>>>>
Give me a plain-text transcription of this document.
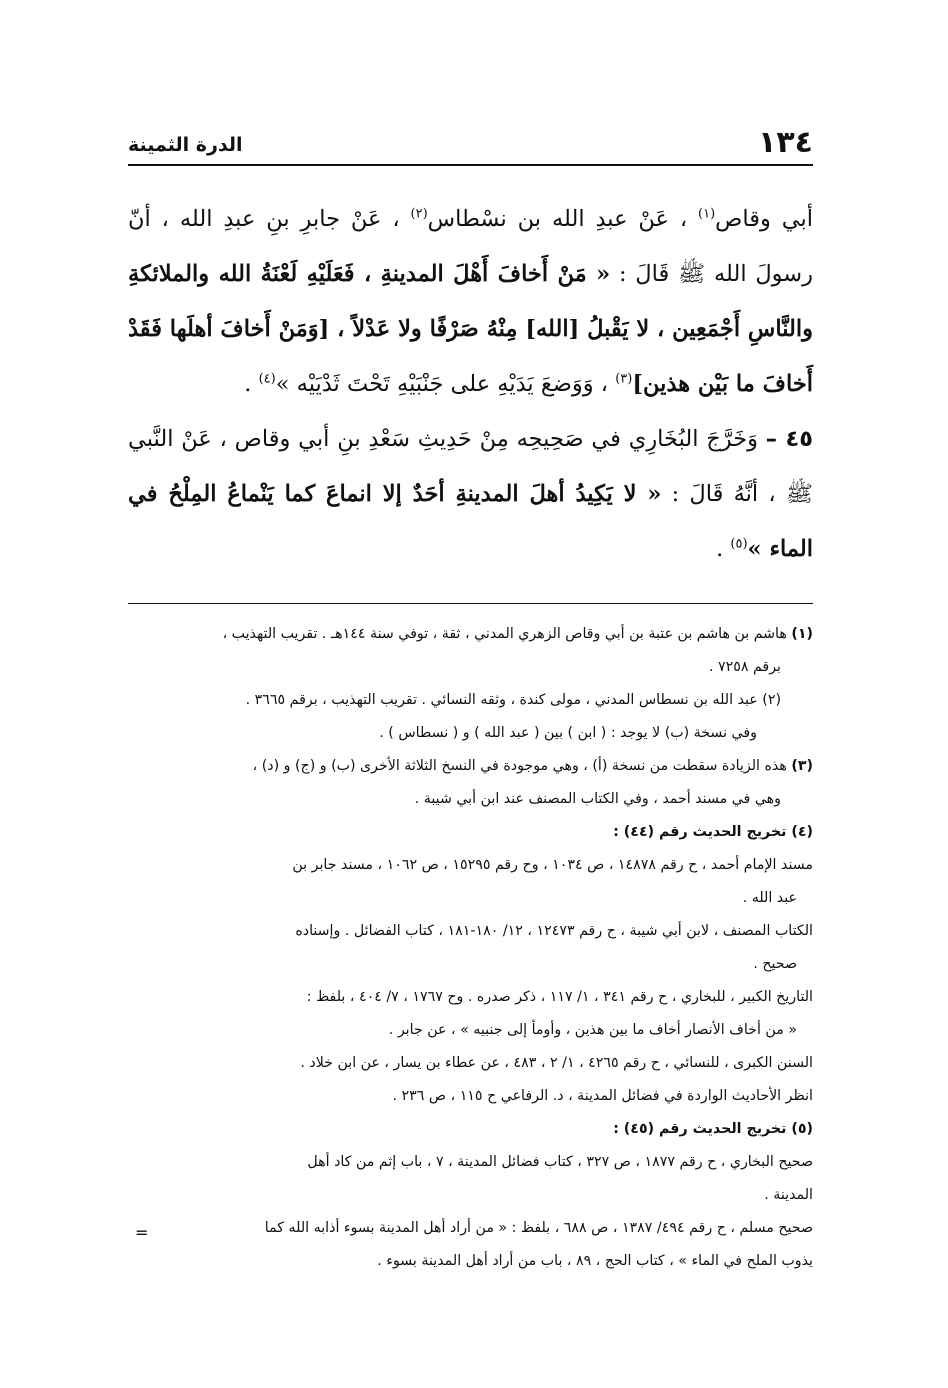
١٣٤
الدرة الثمينة

أبي وقاص$^{(١)}$ ، عَنْ عبدِ الله بن نسْطاس$^{(٢)}$ ، عَنْ جابرِ بنِ عبدِ الله ، أنّ رسولَ الله ﷺ قَالَ : « مَنْ أَخافَ أَهْلَ المدينةِ ، فَعَلَيْهِ لَعْنَةُ الله والملائكةِ والنَّاسِ أَجْمَعِين ، لا يَقْبلُ [الله] مِنْهُ صَرْفًا ولا عَدْلاً ، [وَمَنْ أَخافَ أهلَها فَقَدْ أَخافَ ما بَيْن هذين]$^{(٣)}$ ، وَوَضعَ يَدَيْهِ على جَنْبَيْهِ تَحْتَ ثَدْيَيْه »$^{(٤)}$ .

٤٥ – وَخَرَّجَ البُخَارِي في صَحِيحِه مِنْ حَدِيثِ سَعْدِ بنِ أبي وقاص ، عَنْ النَّبي ﷺ ، أنَّهُ قَالَ : « لا يَكِيدُ أهلَ المدينةِ أحَدٌ إلا انماعَ كما يَنْماعُ المِلْحُ في الماء »$^{(٥)}$ .

(١) هاشم بن هاشم بن عتبة بن أبي وقاص الزهري المدني ، ثقة ، توفي سنة ١٤٤هـ . تقريب التهذيب ،

برقم ٧٢٥٨ .

(٢) عبد الله بن نسطاس المدني ، مولى كندة ، وثقه النسائي . تقريب التهذيب ، برقم ٣٦٦٥ .

وفي نسخة (ب) لا يوجد : ( ابن ) بين ( عبد الله ) و ( نسطاس ) .

(٣) هذه الزيادة سقطت من نسخة (أ) ، وهي موجودة في النسخ الثلاثة الأخرى (ب) و (ج) و (د) ،

وهي في مسند أحمد ، وفي الكتاب المصنف عند ابن أبي شيبة .

(٤) تخريج الحديث رقم (٤٤) :

مسند الإمام أحمد ، ح رقم ١٤٨٧٨ ، ص ١٠٣٤ ، وح رقم ١٥٢٩٥ ، ص ١٠٦٢ ، مسند جابر بن

عبد الله .

الكتاب المصنف ، لابن أبي شيبة ، ح رقم ١٢٤٧٣ ، ١٢/ ١٨٠-١٨١ ، كتاب الفضائل . وإسناده

صحيح .

التاريخ الكبير ، للبخاري ، ح رقم ٣٤١ ، ١/ ١١٧ ، ذكر صدره . وح ١٧٦٧ ، ٧/ ٤٠٤ ، بلفظ :

« من أخاف الأنصار أخاف ما بين هذين ، وأومأ إلى جنبيه » ، عن جابر .

السنن الكبرى ، للنسائي ، ح رقم ٤٢٦٥ ، ١/ ٢ ، ٤٨٣ ، عن عطاء بن يسار ، عن ابن خلاد .

انظر الأحاديث الواردة في فضائل المدينة ، د. الرفاعي ح ١١٥ ، ص ٢٣٦ .

(٥) تخريج الحديث رقم (٤٥) :

صحيح البخاري ، ح رقم ١٨٧٧ ، ص ٣٢٧ ، كتاب فضائل المدينة ، ٧ ، باب إثم من كاد أهل

المدينة .

صحيح مسلم ، ح رقم ٤٩٤/ ١٣٨٧ ، ص ٦٨٨ ، بلفظ : « من أراد أهل المدينة بسوء أذابه الله كما

يذوب الملح في الماء » ، كتاب الحج ، ٨٩ ، باب من أراد أهل المدينة بسوء .

=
<<<<
Required task ::
Calculate how many lines of the material include the string "الماء", and state that number by itself.

Result for this exercise ::
2